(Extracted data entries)
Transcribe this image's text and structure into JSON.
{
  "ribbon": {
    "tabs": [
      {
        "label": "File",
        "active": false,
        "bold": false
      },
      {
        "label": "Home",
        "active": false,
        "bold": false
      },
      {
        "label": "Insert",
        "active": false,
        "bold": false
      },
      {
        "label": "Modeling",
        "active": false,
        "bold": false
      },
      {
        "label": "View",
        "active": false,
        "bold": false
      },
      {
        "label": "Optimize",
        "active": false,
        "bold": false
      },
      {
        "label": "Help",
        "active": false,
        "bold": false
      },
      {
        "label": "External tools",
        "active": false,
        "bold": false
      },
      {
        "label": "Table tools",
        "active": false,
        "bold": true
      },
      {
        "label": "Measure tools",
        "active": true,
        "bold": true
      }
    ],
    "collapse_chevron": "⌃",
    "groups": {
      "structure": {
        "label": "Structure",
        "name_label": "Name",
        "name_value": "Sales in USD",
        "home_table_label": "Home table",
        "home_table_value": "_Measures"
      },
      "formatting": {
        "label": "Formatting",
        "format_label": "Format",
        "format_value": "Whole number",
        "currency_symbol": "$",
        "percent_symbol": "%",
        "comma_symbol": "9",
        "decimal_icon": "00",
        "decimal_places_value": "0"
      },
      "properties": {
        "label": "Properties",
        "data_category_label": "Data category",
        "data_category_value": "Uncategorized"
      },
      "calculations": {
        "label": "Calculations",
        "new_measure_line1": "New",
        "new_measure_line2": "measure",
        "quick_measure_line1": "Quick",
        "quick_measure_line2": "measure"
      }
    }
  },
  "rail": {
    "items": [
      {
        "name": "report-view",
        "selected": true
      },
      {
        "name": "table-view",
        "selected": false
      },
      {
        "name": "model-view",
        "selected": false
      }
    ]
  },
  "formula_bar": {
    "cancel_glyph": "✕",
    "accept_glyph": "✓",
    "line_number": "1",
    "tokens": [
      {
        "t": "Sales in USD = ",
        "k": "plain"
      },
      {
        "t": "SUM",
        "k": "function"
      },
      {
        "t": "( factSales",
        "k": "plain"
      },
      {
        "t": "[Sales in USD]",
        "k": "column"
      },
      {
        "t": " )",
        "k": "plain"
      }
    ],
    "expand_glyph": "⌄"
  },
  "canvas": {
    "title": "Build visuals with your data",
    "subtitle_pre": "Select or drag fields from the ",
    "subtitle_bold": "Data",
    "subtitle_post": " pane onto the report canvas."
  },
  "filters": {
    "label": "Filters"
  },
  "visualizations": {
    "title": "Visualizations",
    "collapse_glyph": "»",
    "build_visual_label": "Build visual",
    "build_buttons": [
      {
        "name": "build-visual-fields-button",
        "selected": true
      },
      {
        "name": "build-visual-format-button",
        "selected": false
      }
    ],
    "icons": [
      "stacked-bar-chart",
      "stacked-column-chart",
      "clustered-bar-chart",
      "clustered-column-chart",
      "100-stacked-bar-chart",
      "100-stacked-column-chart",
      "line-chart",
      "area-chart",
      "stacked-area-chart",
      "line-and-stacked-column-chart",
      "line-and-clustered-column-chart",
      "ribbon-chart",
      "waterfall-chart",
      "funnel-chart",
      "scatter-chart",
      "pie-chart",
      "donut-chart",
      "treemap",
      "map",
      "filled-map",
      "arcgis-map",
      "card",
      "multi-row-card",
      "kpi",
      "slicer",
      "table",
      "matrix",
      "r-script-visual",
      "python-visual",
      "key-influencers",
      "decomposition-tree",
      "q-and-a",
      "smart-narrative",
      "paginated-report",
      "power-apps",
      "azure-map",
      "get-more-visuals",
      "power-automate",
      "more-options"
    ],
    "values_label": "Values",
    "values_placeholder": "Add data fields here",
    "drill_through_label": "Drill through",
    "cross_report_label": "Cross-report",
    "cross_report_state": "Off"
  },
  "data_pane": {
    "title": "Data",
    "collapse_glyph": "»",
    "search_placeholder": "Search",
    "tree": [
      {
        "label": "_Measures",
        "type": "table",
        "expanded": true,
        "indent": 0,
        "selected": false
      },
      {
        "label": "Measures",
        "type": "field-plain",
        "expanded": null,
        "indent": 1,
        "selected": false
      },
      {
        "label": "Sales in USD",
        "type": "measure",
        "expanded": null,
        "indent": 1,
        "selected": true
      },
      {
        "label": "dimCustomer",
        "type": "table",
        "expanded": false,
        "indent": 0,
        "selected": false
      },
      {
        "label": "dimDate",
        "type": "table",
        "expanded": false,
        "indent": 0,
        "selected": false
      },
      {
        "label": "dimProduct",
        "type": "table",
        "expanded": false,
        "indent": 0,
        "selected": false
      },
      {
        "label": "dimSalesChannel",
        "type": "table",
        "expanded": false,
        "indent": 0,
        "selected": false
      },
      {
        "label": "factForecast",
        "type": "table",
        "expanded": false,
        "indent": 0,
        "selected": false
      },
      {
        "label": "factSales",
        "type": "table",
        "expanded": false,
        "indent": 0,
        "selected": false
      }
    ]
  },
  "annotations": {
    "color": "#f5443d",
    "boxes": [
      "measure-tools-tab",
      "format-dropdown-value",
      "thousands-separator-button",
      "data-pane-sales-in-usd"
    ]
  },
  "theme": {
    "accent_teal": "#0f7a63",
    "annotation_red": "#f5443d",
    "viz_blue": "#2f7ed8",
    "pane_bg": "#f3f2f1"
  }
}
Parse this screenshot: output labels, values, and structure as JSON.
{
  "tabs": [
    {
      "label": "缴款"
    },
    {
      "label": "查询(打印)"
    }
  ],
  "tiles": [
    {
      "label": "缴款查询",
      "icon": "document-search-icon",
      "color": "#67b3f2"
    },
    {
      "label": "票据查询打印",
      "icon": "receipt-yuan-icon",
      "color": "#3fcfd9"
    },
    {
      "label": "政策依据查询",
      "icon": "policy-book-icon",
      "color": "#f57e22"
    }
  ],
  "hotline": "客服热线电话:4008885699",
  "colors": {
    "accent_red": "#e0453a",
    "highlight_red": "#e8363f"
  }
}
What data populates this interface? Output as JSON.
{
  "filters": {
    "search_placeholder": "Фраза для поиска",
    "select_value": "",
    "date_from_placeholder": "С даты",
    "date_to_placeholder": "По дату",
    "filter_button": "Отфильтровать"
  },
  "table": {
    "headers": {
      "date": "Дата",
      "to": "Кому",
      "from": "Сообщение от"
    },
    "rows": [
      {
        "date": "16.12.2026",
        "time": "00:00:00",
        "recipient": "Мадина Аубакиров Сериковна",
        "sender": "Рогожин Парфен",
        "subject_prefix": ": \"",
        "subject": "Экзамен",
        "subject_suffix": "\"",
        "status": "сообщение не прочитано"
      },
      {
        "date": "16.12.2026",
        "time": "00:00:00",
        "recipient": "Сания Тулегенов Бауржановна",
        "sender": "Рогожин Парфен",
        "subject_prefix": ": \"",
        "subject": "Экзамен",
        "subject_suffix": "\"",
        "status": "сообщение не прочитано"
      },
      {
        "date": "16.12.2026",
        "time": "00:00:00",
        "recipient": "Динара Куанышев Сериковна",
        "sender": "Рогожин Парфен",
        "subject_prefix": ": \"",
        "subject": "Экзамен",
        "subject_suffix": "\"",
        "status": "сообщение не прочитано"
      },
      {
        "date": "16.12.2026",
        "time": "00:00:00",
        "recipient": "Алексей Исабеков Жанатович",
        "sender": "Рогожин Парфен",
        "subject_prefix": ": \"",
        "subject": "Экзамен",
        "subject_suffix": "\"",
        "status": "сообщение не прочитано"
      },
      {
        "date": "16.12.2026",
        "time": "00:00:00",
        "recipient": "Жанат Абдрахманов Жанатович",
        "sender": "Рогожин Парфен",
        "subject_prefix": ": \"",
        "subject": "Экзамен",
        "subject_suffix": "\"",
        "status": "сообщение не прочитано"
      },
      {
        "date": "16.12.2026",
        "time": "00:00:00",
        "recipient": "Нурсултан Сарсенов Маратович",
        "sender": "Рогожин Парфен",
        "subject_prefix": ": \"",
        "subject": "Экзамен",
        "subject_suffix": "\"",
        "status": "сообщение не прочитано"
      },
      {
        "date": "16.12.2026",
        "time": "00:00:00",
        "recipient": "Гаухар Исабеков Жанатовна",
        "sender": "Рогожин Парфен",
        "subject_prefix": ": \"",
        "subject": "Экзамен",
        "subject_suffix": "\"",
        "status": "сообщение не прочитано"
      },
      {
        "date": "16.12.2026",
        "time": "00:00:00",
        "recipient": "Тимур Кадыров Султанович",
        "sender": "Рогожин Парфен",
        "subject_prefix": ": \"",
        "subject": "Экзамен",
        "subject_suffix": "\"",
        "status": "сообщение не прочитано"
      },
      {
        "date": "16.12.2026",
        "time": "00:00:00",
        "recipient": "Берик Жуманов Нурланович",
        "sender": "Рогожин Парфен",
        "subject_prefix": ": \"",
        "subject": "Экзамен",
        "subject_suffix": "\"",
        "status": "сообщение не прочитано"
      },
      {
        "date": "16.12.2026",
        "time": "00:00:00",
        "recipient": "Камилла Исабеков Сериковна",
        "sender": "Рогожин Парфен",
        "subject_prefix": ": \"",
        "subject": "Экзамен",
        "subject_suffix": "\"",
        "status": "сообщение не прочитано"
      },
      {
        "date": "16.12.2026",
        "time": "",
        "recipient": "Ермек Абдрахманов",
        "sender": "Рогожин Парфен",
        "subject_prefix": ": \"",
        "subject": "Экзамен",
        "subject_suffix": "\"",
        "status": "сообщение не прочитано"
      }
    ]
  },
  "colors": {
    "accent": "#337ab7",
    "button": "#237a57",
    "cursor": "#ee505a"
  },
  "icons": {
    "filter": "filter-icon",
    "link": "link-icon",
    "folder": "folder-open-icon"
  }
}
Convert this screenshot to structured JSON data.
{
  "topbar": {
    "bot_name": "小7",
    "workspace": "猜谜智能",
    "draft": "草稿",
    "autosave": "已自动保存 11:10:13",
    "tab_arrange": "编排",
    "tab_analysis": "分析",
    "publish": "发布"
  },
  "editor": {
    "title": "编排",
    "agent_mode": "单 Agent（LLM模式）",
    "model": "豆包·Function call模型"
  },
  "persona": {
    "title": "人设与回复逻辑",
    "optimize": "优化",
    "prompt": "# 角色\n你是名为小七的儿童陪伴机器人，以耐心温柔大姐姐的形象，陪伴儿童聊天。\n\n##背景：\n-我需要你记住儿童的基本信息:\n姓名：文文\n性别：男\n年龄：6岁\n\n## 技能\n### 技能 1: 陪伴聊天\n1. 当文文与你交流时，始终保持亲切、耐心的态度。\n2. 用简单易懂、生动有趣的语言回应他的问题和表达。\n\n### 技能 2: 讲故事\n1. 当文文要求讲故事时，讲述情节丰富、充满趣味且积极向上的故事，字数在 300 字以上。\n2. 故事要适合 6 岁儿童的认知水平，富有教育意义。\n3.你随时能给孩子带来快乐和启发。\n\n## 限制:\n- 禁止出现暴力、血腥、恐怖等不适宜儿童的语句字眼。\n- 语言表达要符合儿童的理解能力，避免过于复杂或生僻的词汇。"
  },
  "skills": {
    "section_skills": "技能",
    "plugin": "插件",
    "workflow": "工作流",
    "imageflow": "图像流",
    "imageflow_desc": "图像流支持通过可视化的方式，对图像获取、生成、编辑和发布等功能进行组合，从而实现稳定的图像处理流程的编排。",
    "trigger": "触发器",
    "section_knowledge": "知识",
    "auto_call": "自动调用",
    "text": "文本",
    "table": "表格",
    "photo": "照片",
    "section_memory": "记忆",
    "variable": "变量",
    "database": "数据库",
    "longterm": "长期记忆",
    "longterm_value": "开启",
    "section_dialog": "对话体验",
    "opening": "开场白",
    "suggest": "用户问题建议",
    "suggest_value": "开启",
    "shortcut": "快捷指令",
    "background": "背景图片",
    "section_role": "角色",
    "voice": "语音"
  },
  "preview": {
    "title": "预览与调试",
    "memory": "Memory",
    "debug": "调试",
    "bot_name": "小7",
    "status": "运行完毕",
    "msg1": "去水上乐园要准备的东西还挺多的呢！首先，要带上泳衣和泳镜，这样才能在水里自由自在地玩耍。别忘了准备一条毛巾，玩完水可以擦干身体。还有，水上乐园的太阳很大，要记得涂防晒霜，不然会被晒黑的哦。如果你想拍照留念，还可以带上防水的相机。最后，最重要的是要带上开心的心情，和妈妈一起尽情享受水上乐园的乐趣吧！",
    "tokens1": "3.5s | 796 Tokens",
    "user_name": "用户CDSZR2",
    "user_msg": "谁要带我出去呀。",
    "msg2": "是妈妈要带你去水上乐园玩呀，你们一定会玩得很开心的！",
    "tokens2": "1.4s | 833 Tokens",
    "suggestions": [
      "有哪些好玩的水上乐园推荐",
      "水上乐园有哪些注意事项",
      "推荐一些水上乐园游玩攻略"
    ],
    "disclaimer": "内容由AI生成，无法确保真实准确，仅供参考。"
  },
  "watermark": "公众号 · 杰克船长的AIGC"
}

* Prompt:
Count every line in the preceding entries where the string "canvas" appears, then state only the total.

* Task output:
2